REQUIREMENTS
Find every line in the records that holds the string "roman". Copy each one.

THE RECORDS
--*--
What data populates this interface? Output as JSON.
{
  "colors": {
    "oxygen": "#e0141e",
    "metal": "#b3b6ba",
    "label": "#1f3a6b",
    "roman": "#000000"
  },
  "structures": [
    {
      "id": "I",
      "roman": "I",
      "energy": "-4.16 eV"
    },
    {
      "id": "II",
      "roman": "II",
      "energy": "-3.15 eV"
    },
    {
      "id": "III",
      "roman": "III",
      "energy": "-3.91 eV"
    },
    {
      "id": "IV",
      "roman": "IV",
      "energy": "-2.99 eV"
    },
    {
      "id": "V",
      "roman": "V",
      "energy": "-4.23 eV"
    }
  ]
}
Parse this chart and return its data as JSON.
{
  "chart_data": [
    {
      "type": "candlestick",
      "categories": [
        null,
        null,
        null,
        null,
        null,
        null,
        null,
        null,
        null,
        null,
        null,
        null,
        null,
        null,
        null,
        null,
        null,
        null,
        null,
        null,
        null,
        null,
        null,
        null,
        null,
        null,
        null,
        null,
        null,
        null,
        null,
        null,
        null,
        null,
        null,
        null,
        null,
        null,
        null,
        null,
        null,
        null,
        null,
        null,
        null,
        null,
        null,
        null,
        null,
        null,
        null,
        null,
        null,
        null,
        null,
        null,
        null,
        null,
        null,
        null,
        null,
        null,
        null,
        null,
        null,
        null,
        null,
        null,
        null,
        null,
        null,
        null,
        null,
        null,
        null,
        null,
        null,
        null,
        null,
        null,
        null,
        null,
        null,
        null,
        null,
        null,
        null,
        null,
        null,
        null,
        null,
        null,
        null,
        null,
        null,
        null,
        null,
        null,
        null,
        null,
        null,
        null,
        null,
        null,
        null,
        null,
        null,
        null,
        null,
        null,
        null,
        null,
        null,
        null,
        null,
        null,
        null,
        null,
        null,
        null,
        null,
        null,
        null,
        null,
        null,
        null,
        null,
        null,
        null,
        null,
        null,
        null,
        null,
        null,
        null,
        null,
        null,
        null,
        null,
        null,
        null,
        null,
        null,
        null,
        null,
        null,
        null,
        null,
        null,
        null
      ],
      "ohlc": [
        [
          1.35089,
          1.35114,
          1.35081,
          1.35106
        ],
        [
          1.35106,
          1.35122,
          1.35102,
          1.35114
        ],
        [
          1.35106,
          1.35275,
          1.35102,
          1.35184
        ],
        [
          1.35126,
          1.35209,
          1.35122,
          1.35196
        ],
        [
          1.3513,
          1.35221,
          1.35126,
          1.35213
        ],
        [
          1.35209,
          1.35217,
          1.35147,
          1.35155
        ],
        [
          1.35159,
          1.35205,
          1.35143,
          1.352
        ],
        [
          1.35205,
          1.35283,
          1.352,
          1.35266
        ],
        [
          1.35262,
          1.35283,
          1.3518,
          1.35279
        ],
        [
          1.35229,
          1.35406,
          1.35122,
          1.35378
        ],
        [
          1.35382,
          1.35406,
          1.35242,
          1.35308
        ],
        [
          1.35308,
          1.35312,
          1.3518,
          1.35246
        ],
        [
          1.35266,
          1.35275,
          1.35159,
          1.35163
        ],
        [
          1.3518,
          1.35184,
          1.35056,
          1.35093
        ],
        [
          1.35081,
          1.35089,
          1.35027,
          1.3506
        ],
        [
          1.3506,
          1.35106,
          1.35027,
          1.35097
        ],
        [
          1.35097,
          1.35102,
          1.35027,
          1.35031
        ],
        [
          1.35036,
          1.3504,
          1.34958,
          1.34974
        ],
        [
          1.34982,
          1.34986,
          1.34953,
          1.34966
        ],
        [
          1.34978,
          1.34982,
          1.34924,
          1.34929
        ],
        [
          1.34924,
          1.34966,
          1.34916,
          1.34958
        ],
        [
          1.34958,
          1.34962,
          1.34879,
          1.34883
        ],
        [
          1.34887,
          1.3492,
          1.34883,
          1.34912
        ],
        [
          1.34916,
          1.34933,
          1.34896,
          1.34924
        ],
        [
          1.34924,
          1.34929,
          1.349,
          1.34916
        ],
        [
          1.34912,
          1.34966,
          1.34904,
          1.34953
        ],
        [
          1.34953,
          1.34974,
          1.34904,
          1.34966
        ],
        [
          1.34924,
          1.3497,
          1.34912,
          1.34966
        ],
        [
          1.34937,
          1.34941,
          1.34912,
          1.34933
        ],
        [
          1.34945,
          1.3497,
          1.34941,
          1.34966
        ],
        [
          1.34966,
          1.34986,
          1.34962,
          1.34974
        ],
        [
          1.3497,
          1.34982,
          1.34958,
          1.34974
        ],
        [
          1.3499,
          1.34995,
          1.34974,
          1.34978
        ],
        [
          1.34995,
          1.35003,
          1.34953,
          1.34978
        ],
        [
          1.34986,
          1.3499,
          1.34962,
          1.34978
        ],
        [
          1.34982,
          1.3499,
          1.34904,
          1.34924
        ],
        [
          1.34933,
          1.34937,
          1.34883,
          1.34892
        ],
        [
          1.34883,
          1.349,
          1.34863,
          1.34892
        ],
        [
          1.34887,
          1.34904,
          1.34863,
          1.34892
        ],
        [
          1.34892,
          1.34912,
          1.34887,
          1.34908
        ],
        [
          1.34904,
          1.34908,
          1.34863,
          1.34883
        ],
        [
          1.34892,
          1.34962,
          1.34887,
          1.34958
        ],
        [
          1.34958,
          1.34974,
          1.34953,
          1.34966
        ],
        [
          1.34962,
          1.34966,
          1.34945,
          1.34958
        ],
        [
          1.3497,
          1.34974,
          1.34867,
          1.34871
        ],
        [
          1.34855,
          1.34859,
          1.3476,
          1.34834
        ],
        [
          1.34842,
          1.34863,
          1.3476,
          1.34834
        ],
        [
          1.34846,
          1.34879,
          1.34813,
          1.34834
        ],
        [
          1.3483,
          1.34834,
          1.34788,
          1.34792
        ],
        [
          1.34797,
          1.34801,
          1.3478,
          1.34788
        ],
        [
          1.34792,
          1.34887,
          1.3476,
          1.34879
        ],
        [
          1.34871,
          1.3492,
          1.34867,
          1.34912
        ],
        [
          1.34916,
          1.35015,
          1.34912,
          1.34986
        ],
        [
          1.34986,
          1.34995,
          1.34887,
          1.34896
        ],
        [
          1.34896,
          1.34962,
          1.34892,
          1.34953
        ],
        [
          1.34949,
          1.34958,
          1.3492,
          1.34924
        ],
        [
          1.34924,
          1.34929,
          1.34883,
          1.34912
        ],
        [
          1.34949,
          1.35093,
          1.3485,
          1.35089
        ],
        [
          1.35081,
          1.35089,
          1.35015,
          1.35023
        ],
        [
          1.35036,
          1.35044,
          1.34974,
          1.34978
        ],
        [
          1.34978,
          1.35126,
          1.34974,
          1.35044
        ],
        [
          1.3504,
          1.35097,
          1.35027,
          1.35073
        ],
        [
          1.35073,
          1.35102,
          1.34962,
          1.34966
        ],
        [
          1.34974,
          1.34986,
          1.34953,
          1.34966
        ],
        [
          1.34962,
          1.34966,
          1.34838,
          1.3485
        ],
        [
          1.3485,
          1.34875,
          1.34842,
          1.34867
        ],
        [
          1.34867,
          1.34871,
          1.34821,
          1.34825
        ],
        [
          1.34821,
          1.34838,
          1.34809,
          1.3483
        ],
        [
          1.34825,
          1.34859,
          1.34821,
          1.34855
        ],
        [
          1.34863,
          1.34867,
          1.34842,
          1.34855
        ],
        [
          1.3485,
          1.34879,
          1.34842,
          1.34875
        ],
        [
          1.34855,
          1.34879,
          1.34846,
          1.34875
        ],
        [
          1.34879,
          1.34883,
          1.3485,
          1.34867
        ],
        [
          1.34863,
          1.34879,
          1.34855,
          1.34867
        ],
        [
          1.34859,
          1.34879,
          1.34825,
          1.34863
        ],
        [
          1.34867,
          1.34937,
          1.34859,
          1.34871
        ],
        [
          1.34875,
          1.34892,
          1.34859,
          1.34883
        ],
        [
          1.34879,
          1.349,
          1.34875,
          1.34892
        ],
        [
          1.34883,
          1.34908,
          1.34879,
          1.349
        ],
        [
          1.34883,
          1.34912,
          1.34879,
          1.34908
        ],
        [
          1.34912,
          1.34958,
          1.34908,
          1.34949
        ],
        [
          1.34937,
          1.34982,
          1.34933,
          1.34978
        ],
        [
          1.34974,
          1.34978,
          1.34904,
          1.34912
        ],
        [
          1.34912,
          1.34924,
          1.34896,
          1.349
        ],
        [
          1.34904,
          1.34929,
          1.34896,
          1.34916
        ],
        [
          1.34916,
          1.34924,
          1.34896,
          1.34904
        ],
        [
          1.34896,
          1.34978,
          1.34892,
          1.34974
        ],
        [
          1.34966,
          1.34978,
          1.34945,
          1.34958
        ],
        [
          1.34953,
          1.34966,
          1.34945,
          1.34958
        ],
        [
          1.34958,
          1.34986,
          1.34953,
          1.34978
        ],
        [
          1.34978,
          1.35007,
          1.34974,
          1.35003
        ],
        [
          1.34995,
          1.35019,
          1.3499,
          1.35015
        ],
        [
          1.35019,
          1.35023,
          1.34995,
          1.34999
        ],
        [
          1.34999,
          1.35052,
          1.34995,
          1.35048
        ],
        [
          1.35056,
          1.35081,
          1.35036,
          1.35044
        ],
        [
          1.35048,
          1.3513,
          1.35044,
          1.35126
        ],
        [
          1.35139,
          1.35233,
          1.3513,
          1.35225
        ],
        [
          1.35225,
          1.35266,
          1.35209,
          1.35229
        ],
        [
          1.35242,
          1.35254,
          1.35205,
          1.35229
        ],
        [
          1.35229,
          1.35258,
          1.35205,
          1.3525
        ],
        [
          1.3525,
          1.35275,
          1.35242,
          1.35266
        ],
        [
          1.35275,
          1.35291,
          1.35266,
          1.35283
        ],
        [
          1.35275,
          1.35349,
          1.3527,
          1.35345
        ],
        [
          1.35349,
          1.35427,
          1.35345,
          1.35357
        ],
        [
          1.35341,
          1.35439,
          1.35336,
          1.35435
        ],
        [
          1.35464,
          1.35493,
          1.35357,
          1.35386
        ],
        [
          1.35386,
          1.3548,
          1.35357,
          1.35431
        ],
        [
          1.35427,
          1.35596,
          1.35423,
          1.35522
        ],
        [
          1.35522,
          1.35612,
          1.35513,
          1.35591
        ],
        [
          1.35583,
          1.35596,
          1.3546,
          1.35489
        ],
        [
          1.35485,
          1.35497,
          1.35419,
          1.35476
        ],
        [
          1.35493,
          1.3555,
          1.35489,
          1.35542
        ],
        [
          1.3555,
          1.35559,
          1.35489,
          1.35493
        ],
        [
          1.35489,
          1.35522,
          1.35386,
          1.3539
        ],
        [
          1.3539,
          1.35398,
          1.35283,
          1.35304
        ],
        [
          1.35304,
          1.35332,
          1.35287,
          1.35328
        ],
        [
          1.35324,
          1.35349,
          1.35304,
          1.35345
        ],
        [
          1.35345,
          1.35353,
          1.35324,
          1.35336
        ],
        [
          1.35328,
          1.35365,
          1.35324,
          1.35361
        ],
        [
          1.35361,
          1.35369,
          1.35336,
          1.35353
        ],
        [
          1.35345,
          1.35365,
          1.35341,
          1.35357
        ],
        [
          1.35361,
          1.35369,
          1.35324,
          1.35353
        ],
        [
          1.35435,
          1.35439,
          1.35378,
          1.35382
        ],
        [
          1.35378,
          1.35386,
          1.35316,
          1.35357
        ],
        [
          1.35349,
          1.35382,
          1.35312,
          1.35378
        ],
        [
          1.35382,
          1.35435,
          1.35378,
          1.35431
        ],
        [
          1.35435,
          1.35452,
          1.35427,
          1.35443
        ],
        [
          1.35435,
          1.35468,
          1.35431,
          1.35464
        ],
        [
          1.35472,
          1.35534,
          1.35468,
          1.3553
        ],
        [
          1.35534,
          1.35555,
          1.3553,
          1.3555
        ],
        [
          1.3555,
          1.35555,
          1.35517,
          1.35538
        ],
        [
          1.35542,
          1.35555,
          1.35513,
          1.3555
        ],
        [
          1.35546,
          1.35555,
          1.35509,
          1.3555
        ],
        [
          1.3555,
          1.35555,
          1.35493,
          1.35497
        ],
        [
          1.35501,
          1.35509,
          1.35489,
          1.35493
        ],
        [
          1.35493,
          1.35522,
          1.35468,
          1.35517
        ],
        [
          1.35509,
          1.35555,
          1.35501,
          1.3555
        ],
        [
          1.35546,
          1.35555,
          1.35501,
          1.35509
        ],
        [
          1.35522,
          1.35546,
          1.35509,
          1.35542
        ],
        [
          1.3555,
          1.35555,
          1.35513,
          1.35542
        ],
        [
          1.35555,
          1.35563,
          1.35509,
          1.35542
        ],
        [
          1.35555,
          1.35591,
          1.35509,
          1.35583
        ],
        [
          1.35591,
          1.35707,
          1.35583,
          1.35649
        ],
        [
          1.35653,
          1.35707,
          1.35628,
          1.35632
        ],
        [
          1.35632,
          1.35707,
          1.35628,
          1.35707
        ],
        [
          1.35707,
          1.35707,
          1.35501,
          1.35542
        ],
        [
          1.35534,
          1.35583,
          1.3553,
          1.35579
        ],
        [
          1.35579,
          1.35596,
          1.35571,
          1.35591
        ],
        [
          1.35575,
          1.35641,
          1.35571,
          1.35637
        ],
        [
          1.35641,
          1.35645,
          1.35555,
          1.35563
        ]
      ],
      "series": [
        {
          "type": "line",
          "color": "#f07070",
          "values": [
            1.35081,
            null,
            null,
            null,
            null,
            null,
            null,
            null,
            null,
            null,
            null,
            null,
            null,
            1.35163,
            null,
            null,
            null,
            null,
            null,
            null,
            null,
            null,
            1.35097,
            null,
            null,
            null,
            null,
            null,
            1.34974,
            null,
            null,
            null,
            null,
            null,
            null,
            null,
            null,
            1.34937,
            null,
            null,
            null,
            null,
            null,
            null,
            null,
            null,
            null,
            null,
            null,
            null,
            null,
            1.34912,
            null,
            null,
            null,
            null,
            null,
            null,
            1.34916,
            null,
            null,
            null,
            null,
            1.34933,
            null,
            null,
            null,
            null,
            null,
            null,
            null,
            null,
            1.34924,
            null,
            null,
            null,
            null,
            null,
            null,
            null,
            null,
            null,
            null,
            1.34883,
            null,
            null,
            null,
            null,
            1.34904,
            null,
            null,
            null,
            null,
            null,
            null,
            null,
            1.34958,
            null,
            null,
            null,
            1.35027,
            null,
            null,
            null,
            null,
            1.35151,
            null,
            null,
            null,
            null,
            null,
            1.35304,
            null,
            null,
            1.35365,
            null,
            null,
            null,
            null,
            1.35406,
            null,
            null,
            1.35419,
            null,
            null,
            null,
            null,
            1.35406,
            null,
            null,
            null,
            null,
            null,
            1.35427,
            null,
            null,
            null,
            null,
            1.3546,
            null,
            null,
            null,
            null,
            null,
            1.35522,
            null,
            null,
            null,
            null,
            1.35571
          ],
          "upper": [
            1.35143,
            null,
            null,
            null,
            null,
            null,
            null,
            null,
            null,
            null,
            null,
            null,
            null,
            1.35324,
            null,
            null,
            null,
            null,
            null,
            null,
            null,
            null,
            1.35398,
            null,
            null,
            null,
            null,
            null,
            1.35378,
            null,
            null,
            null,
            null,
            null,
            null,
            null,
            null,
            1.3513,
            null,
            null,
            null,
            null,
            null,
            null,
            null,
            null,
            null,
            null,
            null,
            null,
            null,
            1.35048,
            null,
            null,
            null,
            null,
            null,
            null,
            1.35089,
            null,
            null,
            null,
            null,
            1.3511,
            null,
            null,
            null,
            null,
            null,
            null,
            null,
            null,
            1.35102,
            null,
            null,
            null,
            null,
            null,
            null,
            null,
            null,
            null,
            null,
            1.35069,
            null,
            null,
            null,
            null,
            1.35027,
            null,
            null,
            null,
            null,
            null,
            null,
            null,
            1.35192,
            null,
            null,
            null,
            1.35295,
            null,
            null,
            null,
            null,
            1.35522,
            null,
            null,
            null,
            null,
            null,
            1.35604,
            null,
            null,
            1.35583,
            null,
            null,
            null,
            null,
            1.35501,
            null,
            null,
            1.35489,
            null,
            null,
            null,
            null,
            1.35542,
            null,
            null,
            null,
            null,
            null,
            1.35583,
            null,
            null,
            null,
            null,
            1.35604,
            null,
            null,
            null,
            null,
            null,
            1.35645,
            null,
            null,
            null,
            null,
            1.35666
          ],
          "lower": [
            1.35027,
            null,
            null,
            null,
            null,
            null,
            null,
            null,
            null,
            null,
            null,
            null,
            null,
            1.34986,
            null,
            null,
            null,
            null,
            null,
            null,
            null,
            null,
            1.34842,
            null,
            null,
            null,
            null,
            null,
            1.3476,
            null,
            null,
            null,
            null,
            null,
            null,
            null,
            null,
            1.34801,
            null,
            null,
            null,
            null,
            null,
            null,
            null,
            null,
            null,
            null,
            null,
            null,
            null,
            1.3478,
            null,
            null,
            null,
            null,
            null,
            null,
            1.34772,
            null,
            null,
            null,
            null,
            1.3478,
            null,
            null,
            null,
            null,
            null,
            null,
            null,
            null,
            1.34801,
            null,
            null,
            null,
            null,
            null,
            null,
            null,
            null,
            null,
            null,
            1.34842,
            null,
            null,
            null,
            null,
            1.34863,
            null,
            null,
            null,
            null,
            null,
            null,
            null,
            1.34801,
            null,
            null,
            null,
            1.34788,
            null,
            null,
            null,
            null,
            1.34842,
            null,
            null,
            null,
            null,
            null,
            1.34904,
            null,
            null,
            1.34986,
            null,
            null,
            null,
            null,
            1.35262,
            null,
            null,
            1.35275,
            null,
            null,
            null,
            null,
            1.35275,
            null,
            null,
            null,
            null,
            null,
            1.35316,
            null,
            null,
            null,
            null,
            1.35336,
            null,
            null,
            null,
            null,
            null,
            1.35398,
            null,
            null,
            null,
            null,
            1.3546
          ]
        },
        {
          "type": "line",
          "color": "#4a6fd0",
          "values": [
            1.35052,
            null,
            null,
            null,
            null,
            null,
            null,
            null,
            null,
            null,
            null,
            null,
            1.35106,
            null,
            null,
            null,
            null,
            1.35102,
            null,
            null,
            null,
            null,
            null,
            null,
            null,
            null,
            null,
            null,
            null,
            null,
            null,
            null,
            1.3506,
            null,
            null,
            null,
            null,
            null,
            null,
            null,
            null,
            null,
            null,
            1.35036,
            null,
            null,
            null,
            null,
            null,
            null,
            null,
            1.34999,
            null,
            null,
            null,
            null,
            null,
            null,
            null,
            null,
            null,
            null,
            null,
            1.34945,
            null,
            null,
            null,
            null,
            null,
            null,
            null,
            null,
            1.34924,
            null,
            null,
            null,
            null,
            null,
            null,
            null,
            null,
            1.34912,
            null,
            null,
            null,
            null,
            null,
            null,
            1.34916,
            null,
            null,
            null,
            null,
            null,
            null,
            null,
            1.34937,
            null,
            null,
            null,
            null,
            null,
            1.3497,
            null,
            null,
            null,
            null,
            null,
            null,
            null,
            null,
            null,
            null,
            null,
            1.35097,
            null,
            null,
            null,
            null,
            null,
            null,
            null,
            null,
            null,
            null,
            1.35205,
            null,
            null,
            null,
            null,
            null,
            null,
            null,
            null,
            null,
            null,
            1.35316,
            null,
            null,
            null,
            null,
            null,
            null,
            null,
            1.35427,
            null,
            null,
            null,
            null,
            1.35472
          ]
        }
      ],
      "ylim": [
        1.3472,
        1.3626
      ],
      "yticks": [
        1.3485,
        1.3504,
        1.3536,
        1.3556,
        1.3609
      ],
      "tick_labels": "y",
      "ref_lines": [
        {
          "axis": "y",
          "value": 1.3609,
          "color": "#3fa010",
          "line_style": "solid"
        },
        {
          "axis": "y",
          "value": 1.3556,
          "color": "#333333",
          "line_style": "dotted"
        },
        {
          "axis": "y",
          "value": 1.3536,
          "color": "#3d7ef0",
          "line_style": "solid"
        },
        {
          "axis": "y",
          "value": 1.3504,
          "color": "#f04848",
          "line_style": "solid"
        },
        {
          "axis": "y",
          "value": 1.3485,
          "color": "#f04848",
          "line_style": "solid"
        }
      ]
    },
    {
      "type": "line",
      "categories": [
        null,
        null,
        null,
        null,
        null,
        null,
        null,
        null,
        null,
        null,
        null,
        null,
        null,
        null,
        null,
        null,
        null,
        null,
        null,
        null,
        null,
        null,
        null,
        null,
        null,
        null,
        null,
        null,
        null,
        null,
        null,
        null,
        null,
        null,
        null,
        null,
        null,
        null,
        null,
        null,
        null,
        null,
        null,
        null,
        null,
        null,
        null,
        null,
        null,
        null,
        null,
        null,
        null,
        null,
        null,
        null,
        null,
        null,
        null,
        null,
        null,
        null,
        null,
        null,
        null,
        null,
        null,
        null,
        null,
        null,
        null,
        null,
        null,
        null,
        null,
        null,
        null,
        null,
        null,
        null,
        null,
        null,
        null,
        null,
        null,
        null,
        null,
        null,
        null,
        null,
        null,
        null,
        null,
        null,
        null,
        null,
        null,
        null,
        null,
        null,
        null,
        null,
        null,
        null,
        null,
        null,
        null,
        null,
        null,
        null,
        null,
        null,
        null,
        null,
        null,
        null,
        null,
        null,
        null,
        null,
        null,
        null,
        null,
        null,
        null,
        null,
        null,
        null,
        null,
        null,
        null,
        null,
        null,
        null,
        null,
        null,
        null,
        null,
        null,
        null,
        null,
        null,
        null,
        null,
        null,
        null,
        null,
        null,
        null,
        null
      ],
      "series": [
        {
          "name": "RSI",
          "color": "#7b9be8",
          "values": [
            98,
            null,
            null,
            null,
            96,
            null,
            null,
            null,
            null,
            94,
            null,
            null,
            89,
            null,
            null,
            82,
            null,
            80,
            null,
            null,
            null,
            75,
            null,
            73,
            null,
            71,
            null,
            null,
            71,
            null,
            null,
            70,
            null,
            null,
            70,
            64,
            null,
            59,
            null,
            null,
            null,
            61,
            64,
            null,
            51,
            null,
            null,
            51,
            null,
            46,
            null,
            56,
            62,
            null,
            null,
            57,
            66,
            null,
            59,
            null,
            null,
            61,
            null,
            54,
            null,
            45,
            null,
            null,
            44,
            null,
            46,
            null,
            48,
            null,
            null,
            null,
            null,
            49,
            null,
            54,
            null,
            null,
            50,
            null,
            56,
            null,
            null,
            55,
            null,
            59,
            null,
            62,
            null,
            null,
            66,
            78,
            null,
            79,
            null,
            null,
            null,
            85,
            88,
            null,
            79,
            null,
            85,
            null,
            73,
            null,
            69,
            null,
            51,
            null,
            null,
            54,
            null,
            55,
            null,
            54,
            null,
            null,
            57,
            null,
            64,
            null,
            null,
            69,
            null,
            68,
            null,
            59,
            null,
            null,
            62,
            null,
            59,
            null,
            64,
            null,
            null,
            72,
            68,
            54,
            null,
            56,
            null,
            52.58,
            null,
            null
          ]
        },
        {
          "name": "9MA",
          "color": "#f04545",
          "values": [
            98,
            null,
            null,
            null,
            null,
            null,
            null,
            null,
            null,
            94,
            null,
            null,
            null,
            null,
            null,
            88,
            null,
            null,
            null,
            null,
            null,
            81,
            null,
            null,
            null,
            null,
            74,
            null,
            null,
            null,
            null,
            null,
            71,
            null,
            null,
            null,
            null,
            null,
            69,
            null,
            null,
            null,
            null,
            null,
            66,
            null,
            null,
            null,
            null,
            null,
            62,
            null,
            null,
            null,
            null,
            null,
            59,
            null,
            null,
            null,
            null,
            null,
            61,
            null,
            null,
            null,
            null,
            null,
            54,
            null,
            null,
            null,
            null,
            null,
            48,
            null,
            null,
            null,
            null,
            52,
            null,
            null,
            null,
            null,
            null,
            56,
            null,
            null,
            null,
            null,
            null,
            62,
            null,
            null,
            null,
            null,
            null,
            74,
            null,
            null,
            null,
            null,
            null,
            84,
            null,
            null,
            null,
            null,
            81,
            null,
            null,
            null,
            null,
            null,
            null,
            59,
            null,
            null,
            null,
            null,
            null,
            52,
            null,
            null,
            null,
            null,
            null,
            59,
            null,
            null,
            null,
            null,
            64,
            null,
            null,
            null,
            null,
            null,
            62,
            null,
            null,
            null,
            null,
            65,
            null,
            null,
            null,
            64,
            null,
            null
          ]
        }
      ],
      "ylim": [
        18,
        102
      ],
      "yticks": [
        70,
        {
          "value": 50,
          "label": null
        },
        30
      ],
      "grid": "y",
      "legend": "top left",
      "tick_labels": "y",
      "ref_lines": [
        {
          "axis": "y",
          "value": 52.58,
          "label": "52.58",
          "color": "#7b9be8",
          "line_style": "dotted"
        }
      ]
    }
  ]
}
--*--
SOLUTION TO THIS TASK
    "roman": "#000000"
      "roman": "I",
      "roman": "II",
      "roman": "III",
      "roman": "IV",
      "roman": "V",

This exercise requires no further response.